## START Supplied data

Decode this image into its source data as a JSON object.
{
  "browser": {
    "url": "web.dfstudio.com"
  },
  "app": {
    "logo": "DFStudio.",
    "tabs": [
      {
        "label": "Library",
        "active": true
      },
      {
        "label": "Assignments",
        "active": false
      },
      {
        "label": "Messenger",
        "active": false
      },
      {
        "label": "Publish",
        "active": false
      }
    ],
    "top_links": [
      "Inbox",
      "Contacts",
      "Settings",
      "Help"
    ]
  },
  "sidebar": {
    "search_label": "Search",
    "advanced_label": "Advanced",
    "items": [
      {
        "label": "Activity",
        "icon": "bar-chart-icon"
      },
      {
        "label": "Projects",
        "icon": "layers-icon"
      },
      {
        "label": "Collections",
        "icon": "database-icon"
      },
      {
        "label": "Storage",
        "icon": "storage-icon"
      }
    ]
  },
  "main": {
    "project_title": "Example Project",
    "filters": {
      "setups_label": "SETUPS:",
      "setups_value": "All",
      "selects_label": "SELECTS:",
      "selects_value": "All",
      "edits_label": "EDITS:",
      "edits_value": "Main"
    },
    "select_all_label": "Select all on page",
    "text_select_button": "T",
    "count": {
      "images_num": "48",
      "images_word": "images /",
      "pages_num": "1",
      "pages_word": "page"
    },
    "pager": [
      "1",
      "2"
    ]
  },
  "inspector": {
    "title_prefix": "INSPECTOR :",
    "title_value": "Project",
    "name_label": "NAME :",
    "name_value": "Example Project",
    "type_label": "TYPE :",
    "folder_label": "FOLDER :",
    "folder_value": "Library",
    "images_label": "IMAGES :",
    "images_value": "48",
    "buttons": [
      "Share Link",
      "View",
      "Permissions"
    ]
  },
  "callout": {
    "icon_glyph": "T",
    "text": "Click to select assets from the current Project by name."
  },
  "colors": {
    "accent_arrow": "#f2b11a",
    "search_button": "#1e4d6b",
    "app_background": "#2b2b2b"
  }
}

## END Supplied data

Task to carry out: Can you reproduce all the material exactly?

Right answer:
Decode this image into its source data as a JSON object.
{
  "browser": {
    "url": "web.dfstudio.com"
  },
  "app": {
    "logo": "DFStudio.",
    "tabs": [
      {
        "label": "Library",
        "active": true
      },
      {
        "label": "Assignments",
        "active": false
      },
      {
        "label": "Messenger",
        "active": false
      },
      {
        "label": "Publish",
        "active": false
      }
    ],
    "top_links": [
      "Inbox",
      "Contacts",
      "Settings",
      "Help"
    ]
  },
  "sidebar": {
    "search_label": "Search",
    "advanced_label": "Advanced",
    "items": [
      {
        "label": "Activity",
        "icon": "bar-chart-icon"
      },
      {
        "label": "Projects",
        "icon": "layers-icon"
      },
      {
        "label": "Collections",
        "icon": "database-icon"
      },
      {
        "label": "Storage",
        "icon": "storage-icon"
      }
    ]
  },
  "main": {
    "project_title": "Example Project",
    "filters": {
      "setups_label": "SETUPS:",
      "setups_value": "All",
      "selects_label": "SELECTS:",
      "selects_value": "All",
      "edits_label": "EDITS:",
      "edits_value": "Main"
    },
    "select_all_label": "Select all on page",
    "text_select_button": "T",
    "count": {
      "images_num": "48",
      "images_word": "images /",
      "pages_num": "1",
      "pages_word": "page"
    },
    "pager": [
      "1",
      "2"
    ]
  },
  "inspector": {
    "title_prefix": "INSPECTOR :",
    "title_value": "Project",
    "name_label": "NAME :",
    "name_value": "Example Project",
    "type_label": "TYPE :",
    "folder_label": "FOLDER :",
    "folder_value": "Library",
    "images_label": "IMAGES :",
    "images_value": "48",
    "buttons": [
      "Share Link",
      "View",
      "Permissions"
    ]
  },
  "callout": {
    "icon_glyph": "T",
    "text": "Click to select assets from the current Project by name."
  },
  "colors": {
    "accent_arrow": "#f2b11a",
    "search_button": "#1e4d6b",
    "app_background": "#2b2b2b"
  }
}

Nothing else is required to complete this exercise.